Dataset excerpt:
== == ==
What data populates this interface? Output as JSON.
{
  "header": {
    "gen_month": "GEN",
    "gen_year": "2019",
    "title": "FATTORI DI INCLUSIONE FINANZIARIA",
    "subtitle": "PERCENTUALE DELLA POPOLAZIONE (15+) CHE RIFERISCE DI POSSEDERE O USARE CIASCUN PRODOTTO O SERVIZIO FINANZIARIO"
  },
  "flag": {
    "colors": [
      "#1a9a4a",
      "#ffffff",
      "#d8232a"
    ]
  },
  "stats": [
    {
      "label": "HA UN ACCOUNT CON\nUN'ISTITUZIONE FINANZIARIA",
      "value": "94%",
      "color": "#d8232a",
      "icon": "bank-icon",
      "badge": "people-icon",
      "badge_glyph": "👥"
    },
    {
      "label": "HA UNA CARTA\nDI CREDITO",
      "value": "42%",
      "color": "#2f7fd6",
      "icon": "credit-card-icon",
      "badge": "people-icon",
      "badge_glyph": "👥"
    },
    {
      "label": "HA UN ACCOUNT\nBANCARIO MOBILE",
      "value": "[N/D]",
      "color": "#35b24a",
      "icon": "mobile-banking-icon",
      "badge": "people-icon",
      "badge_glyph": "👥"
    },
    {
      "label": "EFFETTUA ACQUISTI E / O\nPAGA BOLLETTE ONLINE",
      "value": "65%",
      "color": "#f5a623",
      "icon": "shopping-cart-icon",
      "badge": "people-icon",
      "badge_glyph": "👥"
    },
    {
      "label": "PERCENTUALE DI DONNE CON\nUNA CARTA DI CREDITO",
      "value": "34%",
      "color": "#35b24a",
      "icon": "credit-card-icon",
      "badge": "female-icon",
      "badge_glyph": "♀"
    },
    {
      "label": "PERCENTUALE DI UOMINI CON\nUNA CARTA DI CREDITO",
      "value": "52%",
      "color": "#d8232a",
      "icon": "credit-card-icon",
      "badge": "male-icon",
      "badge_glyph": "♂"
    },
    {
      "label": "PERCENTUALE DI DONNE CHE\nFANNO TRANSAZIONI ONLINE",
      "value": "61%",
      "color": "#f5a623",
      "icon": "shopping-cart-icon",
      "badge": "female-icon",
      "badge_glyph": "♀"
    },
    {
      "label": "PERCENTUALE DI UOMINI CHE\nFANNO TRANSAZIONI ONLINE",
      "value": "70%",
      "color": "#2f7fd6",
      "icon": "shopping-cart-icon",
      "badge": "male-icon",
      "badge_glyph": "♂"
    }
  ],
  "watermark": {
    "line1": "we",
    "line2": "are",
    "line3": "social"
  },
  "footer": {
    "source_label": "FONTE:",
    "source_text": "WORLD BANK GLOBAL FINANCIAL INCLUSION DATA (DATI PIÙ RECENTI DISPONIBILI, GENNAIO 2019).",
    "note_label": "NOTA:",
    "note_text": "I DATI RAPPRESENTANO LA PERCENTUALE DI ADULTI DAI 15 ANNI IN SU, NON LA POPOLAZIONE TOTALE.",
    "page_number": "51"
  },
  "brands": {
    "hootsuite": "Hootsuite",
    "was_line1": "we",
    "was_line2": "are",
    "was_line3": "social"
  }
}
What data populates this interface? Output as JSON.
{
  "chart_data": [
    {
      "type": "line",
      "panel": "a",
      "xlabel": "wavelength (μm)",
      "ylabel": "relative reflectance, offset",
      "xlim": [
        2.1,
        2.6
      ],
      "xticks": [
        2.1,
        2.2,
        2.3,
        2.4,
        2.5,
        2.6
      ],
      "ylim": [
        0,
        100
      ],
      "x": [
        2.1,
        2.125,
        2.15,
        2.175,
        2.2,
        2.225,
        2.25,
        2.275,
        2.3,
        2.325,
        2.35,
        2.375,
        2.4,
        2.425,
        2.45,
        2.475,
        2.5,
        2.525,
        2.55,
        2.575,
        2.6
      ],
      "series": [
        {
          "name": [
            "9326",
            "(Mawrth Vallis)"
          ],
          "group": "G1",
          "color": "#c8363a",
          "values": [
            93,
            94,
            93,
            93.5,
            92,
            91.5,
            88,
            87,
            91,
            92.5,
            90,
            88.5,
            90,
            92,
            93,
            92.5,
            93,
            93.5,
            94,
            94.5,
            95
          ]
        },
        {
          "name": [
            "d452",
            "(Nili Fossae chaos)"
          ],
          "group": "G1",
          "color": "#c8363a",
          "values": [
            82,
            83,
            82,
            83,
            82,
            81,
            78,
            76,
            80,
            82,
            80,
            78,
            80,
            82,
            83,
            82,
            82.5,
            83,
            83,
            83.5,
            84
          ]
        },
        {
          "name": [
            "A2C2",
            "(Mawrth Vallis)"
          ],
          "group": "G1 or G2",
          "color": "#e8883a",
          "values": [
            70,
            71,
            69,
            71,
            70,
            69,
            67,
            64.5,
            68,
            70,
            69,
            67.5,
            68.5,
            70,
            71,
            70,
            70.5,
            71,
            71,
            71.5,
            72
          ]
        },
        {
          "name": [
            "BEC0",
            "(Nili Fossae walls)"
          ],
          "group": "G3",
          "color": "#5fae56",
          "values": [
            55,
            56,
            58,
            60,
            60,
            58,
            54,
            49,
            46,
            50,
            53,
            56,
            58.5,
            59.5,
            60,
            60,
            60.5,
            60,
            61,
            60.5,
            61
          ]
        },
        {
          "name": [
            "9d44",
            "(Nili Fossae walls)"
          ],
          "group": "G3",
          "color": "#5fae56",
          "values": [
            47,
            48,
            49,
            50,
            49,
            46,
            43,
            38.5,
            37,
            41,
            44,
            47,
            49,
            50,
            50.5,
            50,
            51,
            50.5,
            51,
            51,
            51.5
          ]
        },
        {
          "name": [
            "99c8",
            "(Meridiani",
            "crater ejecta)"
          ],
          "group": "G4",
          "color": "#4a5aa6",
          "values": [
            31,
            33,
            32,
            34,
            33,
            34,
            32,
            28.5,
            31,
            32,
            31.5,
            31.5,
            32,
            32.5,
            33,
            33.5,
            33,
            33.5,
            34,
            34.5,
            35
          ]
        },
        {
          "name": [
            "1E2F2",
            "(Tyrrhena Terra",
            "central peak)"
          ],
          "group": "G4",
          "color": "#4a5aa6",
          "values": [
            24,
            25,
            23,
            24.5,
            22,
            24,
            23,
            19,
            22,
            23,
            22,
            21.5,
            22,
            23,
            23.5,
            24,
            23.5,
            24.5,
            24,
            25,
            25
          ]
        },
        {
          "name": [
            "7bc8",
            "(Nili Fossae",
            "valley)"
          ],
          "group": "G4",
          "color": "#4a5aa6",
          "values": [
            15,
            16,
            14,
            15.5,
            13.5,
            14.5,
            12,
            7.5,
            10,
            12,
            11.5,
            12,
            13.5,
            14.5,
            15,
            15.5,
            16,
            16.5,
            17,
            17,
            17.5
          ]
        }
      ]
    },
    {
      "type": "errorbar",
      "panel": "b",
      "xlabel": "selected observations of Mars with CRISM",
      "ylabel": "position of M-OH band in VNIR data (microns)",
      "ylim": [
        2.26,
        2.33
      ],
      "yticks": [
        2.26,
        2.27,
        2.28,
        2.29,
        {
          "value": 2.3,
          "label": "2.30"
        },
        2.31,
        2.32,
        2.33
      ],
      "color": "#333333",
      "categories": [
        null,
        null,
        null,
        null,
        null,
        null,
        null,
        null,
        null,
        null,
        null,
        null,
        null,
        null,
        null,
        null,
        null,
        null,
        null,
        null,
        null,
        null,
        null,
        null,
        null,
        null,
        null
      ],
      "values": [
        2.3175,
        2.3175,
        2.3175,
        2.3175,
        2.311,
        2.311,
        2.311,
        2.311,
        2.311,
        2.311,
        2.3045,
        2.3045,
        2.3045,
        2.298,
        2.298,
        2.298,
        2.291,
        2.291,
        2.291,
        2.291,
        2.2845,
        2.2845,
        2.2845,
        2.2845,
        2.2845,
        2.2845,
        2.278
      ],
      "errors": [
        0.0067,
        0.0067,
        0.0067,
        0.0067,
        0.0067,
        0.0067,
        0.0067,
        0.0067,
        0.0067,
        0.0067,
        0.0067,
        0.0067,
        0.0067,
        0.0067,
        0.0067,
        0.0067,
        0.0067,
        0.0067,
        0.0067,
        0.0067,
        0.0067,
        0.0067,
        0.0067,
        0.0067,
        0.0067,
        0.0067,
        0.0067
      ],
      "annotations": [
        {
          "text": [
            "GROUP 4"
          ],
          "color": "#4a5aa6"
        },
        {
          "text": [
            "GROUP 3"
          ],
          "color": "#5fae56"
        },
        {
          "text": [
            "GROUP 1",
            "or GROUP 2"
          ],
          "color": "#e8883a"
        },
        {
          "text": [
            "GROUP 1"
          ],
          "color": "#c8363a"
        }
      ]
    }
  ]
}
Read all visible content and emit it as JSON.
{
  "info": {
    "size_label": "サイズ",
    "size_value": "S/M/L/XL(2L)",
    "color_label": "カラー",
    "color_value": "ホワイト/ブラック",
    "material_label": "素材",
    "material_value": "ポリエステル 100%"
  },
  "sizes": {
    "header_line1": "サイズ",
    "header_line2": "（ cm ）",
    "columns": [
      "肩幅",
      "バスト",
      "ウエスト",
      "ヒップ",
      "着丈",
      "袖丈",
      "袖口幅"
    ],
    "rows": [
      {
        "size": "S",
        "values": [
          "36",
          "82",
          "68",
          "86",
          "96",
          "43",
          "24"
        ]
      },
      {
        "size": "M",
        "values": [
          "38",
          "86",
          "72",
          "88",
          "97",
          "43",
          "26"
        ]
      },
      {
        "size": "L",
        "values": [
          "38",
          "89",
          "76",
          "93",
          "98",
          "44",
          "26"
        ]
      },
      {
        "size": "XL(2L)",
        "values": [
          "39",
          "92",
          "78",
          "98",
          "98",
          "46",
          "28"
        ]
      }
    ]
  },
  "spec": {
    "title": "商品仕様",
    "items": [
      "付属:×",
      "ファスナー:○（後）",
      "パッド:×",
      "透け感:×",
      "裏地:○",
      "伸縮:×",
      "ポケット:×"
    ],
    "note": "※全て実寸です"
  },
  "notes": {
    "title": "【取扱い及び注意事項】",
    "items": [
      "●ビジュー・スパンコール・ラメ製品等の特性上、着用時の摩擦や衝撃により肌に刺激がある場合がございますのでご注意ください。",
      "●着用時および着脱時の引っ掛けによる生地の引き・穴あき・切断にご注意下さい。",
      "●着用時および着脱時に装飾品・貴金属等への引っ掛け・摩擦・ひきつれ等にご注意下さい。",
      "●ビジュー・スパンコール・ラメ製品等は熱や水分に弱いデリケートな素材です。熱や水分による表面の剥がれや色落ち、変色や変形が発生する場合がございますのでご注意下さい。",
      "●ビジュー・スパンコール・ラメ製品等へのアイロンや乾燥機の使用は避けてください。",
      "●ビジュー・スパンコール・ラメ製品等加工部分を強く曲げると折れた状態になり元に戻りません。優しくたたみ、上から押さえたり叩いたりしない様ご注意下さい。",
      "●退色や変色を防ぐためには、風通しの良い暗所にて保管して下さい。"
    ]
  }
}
== == ==
## Task description
In the records, locate each line holding the string "CREDITO" and copy it.

## Answer
      "label": "HA UNA CARTA\nDI CREDITO",
      "label": "PERCENTUALE DI DONNE CON\nUNA CARTA DI CREDITO",
      "label": "PERCENTUALE DI UOMINI CON\nUNA CARTA DI CREDITO",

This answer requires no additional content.